[Written instruction]
Return every entry exactly as written.

[Task inputs]
----

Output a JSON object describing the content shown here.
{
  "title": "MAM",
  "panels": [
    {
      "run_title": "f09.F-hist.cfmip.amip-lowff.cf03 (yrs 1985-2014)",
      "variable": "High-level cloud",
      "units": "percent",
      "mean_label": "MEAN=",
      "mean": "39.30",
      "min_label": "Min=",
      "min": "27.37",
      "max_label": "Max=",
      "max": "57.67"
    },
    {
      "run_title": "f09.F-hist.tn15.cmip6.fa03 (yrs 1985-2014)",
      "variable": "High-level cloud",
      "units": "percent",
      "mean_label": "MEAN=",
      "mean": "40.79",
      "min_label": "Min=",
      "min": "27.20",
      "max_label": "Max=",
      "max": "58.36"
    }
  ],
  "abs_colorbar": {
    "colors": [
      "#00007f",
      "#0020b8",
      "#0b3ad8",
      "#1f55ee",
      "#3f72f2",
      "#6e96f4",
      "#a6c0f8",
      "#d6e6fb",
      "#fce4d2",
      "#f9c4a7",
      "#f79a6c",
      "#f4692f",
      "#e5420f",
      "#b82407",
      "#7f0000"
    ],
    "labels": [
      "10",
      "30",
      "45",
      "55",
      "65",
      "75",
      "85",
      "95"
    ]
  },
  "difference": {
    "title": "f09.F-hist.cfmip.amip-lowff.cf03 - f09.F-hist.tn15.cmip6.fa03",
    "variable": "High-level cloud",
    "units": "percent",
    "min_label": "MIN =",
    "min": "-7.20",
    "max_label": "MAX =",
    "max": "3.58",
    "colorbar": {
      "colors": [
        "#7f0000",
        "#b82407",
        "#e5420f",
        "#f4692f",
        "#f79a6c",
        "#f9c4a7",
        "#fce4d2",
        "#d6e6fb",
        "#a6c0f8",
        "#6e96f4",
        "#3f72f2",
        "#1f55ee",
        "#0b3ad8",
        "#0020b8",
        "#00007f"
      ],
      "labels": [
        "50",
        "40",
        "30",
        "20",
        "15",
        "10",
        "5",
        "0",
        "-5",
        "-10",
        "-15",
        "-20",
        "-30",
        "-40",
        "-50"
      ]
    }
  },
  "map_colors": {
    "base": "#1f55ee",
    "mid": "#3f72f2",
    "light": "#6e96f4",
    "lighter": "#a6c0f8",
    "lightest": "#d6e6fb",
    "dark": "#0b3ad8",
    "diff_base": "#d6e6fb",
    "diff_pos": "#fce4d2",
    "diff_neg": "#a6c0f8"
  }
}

----

[Right answer]
Output a JSON object describing the content shown here.
{
  "title": "MAM",
  "panels": [
    {
      "run_title": "f09.F-hist.cfmip.amip-lowff.cf03 (yrs 1985-2014)",
      "variable": "High-level cloud",
      "units": "percent",
      "mean_label": "MEAN=",
      "mean": "39.30",
      "min_label": "Min=",
      "min": "27.37",
      "max_label": "Max=",
      "max": "57.67"
    },
    {
      "run_title": "f09.F-hist.tn15.cmip6.fa03 (yrs 1985-2014)",
      "variable": "High-level cloud",
      "units": "percent",
      "mean_label": "MEAN=",
      "mean": "40.79",
      "min_label": "Min=",
      "min": "27.20",
      "max_label": "Max=",
      "max": "58.36"
    }
  ],
  "abs_colorbar": {
    "colors": [
      "#00007f",
      "#0020b8",
      "#0b3ad8",
      "#1f55ee",
      "#3f72f2",
      "#6e96f4",
      "#a6c0f8",
      "#d6e6fb",
      "#fce4d2",
      "#f9c4a7",
      "#f79a6c",
      "#f4692f",
      "#e5420f",
      "#b82407",
      "#7f0000"
    ],
    "labels": [
      "10",
      "30",
      "45",
      "55",
      "65",
      "75",
      "85",
      "95"
    ]
  },
  "difference": {
    "title": "f09.F-hist.cfmip.amip-lowff.cf03 - f09.F-hist.tn15.cmip6.fa03",
    "variable": "High-level cloud",
    "units": "percent",
    "min_label": "MIN =",
    "min": "-7.20",
    "max_label": "MAX =",
    "max": "3.58",
    "colorbar": {
      "colors": [
        "#7f0000",
        "#b82407",
        "#e5420f",
        "#f4692f",
        "#f79a6c",
        "#f9c4a7",
        "#fce4d2",
        "#d6e6fb",
        "#a6c0f8",
        "#6e96f4",
        "#3f72f2",
        "#1f55ee",
        "#0b3ad8",
        "#0020b8",
        "#00007f"
      ],
      "labels": [
        "50",
        "40",
        "30",
        "20",
        "15",
        "10",
        "5",
        "0",
        "-5",
        "-10",
        "-15",
        "-20",
        "-30",
        "-40",
        "-50"
      ]
    }
  },
  "map_colors": {
    "base": "#1f55ee",
    "mid": "#3f72f2",
    "light": "#6e96f4",
    "lighter": "#a6c0f8",
    "lightest": "#d6e6fb",
    "dark": "#0b3ad8",
    "diff_base": "#d6e6fb",
    "diff_pos": "#fce4d2",
    "diff_neg": "#a6c0f8"
  }
}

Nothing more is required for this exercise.